══ Task input
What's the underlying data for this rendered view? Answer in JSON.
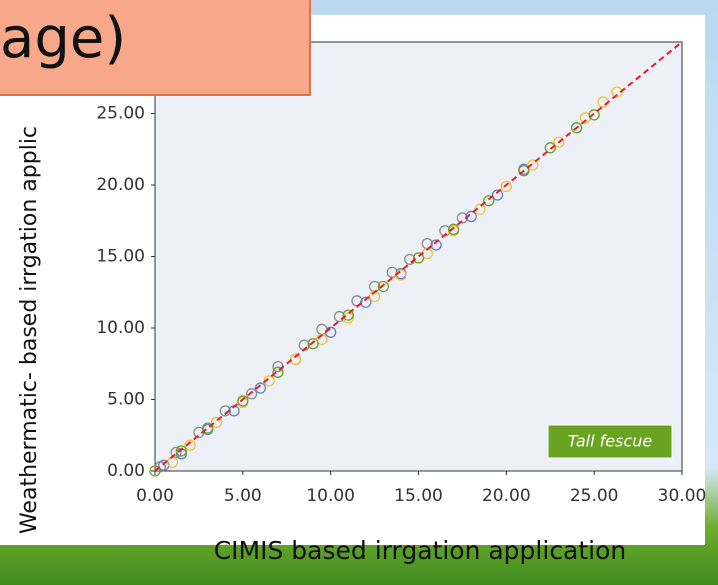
{
  "chart_data": {
    "type": "scatter",
    "title": "age)",
    "xlabel": "CIMIS based irrgation application",
    "ylabel": "Weathermatic- based irrgation applic",
    "annotation": "Tall fescue",
    "xlim": [
      0,
      30
    ],
    "ylim": [
      0,
      30
    ],
    "xticks": [
      {
        "value": 0,
        "label": "0.00"
      },
      {
        "value": 5,
        "label": "5.00"
      },
      {
        "value": 10,
        "label": "10.00"
      },
      {
        "value": 15,
        "label": "15.00"
      },
      {
        "value": 20,
        "label": "20.00"
      },
      {
        "value": 25,
        "label": "25.00"
      },
      {
        "value": 30,
        "label": "30.00"
      }
    ],
    "yticks": [
      {
        "value": 0,
        "label": "0.00"
      },
      {
        "value": 5,
        "label": "5.00"
      },
      {
        "value": 10,
        "label": "10.00"
      },
      {
        "value": 15,
        "label": "15.00"
      },
      {
        "value": 20,
        "label": "20.00"
      },
      {
        "value": 25,
        "label": "25.00"
      }
    ],
    "reference_line": {
      "x": [
        0,
        30
      ],
      "y": [
        0,
        30
      ],
      "color": "#e02020"
    },
    "series": [
      {
        "color": "#8c8c8c",
        "x": [
          0.3,
          1.2,
          2.5,
          4,
          5.5,
          7,
          8.5,
          9.5,
          10.5,
          11.5,
          12.5,
          13.5,
          14.5,
          15.5,
          16.5,
          17.5
        ],
        "values": [
          0.3,
          1.3,
          2.7,
          4.2,
          5.4,
          7.3,
          8.8,
          9.9,
          10.8,
          11.9,
          12.9,
          13.9,
          14.8,
          15.9,
          16.8,
          17.7
        ]
      },
      {
        "color": "#5b7fd1",
        "x": [
          0.5,
          1.5,
          3,
          4.5,
          6,
          8,
          10,
          12,
          14,
          16,
          18,
          19.5,
          21
        ],
        "values": [
          0.4,
          1.2,
          2.9,
          4.2,
          5.8,
          7.8,
          9.7,
          11.8,
          13.8,
          15.8,
          17.8,
          19.3,
          21.1
        ]
      },
      {
        "color": "#f2c12e",
        "x": [
          1,
          2,
          3.5,
          5,
          6.5,
          8,
          9.5,
          11,
          12.5,
          14,
          15.5,
          17,
          18.5,
          20,
          21.5,
          23,
          24.5,
          25.5,
          26.3
        ],
        "values": [
          0.6,
          1.8,
          3.4,
          4.8,
          6.3,
          7.8,
          9.2,
          10.7,
          12.2,
          13.7,
          15.2,
          16.8,
          18.3,
          19.9,
          21.4,
          23,
          24.7,
          25.8,
          26.5
        ]
      },
      {
        "color": "#6aa321",
        "x": [
          0,
          1.5,
          3,
          5,
          7,
          9,
          11,
          13,
          15,
          17,
          19,
          21,
          22.5,
          24,
          25
        ],
        "values": [
          0,
          1.4,
          3,
          4.9,
          6.9,
          8.9,
          10.9,
          12.9,
          14.9,
          16.9,
          18.9,
          21,
          22.6,
          24,
          24.9
        ]
      }
    ]
  }
}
════
# [The task]
Pick out the lines above containing the word "irrgation", then copy them.

# [Finished task]
    "xlabel": "CIMIS based irrgation application",
    "ylabel": "Weathermatic- based irrgation applic",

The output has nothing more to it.